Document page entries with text
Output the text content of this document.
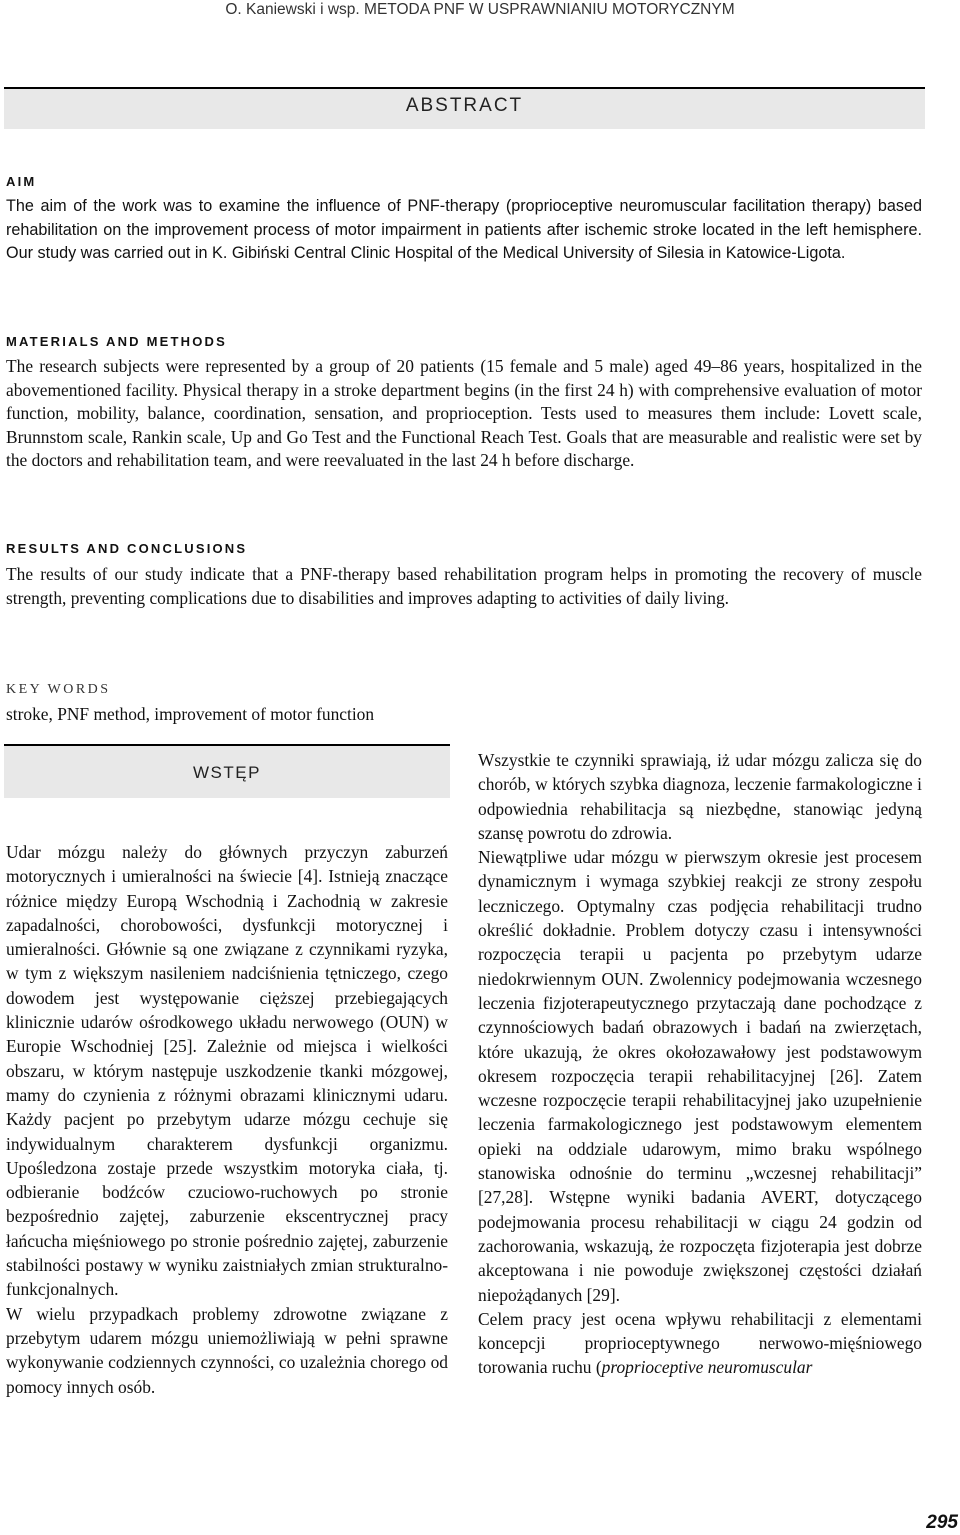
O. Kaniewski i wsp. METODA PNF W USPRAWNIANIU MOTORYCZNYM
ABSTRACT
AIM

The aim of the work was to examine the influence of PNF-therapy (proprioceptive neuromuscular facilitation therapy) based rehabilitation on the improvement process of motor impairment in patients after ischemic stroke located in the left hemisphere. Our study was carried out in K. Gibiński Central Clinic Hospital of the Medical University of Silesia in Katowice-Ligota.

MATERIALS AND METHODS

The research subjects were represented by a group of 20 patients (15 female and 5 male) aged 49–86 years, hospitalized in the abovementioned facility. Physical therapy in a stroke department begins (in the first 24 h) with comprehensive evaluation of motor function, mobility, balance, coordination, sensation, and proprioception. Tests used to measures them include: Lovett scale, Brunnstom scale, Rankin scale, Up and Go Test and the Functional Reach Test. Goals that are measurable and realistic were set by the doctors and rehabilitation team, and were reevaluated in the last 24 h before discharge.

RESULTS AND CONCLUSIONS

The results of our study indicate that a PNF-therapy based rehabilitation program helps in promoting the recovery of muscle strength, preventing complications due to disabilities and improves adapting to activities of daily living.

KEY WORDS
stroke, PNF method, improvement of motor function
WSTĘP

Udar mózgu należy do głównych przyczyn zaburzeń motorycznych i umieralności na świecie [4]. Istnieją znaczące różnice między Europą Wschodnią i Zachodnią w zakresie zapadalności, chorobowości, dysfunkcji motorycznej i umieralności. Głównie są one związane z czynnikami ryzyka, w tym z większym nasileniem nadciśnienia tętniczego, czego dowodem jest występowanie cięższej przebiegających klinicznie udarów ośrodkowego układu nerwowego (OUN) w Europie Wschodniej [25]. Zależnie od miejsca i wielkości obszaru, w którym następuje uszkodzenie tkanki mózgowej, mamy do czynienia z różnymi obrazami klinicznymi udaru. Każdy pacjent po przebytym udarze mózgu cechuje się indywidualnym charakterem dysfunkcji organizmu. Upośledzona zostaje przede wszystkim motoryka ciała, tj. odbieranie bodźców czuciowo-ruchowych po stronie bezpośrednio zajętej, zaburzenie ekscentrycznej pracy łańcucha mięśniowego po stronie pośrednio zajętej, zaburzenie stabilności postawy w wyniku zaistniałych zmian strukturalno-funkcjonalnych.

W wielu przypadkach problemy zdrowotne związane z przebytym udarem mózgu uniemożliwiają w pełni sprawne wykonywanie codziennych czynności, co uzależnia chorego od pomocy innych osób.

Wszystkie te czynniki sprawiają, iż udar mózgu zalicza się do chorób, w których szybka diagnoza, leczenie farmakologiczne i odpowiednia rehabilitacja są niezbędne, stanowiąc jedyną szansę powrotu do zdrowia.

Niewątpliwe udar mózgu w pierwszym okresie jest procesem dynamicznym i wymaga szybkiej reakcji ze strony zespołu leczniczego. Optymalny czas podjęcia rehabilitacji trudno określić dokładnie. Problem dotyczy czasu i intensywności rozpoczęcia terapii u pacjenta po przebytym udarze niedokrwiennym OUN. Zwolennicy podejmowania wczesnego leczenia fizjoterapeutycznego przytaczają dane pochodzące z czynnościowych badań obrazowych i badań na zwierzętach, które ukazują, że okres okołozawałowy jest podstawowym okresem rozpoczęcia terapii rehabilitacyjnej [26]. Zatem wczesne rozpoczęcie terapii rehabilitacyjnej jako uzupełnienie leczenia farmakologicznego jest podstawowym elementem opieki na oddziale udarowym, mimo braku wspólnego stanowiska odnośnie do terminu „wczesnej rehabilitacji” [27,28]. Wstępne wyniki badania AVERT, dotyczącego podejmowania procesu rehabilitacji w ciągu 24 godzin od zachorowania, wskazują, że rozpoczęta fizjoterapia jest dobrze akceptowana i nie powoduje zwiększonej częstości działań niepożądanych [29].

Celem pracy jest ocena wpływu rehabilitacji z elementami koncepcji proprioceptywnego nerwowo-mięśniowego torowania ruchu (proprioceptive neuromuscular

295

Problem statement
Wherever the string "improvement" occurs in the records, copy the line it is in.

Answer to the exercise
The aim of the work was to examine the influence of PNF-therapy (proprioceptive neuromuscular facilitation therapy) based rehabilitation on the improvement process of motor impairment in patients after ischemic stroke located in the left hemisphere. Our study was carried out in K. Gibiński Central Clinic Hospital of the Medical University of Silesia in Katowice-Ligota.
stroke, PNF method, improvement of motor function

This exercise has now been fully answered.